▸ What to work on
Copy all lines in which the word "right" can be found.

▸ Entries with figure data

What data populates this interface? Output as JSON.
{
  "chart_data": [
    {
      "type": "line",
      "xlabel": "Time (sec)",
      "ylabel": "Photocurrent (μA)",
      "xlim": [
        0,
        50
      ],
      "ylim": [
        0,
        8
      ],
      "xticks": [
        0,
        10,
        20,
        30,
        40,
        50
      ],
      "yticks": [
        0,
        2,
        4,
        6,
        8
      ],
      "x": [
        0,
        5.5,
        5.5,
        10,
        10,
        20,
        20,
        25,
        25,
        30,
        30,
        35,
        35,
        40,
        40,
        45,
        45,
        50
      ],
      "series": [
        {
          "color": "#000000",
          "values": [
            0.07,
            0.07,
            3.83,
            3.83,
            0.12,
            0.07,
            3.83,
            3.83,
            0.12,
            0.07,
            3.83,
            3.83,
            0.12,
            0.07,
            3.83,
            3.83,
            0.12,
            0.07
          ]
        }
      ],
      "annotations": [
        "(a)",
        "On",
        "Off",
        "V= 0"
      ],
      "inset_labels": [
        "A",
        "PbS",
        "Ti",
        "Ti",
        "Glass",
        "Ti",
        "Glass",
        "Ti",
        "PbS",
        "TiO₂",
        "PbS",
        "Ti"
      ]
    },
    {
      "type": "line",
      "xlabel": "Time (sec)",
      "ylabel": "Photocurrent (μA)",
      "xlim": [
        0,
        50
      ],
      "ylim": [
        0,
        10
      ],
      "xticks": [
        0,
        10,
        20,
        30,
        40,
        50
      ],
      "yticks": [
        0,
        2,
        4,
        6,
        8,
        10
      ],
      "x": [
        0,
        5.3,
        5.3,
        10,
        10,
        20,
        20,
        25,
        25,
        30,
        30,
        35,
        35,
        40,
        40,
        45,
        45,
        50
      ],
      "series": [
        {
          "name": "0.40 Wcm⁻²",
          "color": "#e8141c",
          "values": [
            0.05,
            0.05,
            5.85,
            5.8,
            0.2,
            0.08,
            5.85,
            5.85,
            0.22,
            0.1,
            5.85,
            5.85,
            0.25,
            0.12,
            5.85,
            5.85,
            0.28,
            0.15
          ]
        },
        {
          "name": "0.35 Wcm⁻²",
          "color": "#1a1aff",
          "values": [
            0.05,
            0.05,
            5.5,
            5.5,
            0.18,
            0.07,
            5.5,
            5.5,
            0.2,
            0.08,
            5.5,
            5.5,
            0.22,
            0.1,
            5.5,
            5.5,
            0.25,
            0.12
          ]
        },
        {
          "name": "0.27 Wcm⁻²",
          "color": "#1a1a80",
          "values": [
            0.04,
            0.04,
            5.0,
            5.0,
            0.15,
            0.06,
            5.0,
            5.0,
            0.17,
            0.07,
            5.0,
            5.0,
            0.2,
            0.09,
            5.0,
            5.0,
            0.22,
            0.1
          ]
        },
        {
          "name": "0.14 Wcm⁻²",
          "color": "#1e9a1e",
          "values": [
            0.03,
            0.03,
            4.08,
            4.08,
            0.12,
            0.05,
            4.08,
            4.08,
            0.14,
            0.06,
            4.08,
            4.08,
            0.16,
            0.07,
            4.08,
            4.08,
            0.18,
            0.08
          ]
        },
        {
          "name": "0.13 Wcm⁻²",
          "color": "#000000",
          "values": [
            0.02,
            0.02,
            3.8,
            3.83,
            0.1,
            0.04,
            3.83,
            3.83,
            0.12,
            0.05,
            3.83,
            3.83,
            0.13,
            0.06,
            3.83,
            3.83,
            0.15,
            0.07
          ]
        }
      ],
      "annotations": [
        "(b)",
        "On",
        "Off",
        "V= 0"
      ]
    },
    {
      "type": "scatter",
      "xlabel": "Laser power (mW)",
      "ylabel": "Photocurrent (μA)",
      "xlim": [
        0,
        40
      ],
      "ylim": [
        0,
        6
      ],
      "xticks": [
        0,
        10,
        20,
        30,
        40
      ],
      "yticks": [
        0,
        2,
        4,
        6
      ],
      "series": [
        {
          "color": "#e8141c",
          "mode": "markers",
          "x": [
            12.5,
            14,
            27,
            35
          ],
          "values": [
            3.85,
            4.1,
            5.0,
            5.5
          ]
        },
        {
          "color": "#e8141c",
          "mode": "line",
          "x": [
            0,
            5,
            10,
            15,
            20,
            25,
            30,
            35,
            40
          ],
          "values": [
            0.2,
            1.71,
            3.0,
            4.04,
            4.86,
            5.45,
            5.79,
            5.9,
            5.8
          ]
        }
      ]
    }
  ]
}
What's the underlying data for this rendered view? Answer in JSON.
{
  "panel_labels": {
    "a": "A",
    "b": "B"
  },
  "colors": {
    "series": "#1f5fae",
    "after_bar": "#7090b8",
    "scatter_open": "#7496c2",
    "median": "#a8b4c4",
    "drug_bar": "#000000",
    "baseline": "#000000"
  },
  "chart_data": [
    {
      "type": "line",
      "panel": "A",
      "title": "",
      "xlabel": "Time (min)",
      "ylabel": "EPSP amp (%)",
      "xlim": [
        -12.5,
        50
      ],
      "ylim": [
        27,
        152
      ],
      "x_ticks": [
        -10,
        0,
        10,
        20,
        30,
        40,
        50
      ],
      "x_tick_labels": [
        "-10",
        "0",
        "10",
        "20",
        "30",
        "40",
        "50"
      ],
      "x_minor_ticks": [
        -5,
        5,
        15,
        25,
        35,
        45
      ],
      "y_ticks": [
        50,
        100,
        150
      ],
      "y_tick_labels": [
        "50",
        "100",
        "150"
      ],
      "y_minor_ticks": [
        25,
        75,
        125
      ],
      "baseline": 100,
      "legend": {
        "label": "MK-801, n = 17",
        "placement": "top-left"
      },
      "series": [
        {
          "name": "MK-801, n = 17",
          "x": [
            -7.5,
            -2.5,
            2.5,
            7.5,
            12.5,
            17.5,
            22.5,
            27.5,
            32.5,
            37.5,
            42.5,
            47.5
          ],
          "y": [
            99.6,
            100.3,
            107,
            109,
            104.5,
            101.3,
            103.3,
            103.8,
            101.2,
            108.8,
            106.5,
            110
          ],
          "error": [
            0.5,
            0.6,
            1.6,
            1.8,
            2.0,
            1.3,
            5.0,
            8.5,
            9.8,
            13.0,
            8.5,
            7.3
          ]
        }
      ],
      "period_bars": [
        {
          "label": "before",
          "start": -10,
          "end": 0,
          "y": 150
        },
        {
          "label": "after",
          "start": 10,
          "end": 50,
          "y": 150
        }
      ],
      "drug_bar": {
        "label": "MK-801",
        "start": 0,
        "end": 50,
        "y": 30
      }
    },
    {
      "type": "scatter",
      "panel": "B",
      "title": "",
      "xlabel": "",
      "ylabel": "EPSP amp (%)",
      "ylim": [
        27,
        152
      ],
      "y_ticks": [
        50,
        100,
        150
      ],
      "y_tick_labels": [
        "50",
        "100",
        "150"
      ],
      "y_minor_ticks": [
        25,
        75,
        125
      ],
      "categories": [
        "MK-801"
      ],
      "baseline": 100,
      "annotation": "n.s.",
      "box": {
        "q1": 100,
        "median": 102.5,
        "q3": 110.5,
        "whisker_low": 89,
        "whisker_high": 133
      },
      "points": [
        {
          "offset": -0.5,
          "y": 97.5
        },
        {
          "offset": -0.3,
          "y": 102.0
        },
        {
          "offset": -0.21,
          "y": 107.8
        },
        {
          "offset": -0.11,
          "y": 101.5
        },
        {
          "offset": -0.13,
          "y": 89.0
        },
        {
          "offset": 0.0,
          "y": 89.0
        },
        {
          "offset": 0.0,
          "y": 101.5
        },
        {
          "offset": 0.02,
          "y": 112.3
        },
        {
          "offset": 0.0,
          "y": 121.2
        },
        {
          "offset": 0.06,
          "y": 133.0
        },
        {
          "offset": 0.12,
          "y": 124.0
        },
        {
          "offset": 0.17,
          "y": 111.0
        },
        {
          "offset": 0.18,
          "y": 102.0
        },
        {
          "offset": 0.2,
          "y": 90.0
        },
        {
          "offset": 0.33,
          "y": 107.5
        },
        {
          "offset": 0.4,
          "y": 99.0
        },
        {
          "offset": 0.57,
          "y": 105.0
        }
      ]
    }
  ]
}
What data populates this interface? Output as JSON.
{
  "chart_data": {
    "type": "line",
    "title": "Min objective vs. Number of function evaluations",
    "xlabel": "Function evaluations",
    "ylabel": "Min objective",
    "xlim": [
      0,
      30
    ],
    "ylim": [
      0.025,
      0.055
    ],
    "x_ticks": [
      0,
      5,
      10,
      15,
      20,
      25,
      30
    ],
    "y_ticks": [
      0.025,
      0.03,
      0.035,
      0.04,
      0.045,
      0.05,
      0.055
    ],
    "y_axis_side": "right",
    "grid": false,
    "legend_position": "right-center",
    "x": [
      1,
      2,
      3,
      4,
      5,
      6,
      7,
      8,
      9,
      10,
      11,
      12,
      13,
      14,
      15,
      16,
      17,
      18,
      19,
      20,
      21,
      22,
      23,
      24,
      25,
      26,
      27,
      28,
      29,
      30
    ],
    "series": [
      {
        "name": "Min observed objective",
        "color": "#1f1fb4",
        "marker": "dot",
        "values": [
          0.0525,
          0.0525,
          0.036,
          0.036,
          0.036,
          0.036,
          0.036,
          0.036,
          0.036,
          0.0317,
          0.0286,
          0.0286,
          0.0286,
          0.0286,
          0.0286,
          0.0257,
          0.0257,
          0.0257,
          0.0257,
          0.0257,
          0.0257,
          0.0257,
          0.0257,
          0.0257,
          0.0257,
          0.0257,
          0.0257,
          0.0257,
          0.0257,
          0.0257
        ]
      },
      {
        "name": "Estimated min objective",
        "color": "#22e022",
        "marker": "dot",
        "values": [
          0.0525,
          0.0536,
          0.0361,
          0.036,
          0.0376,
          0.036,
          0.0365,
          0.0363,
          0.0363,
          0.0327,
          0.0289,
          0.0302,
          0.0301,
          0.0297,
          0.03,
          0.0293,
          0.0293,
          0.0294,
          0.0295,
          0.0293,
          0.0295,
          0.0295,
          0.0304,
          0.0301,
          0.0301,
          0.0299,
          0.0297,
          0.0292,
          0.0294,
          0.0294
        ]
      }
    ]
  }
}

▸ Result for this task
    "y_axis_side": "right",
    "legend_position": "right-center",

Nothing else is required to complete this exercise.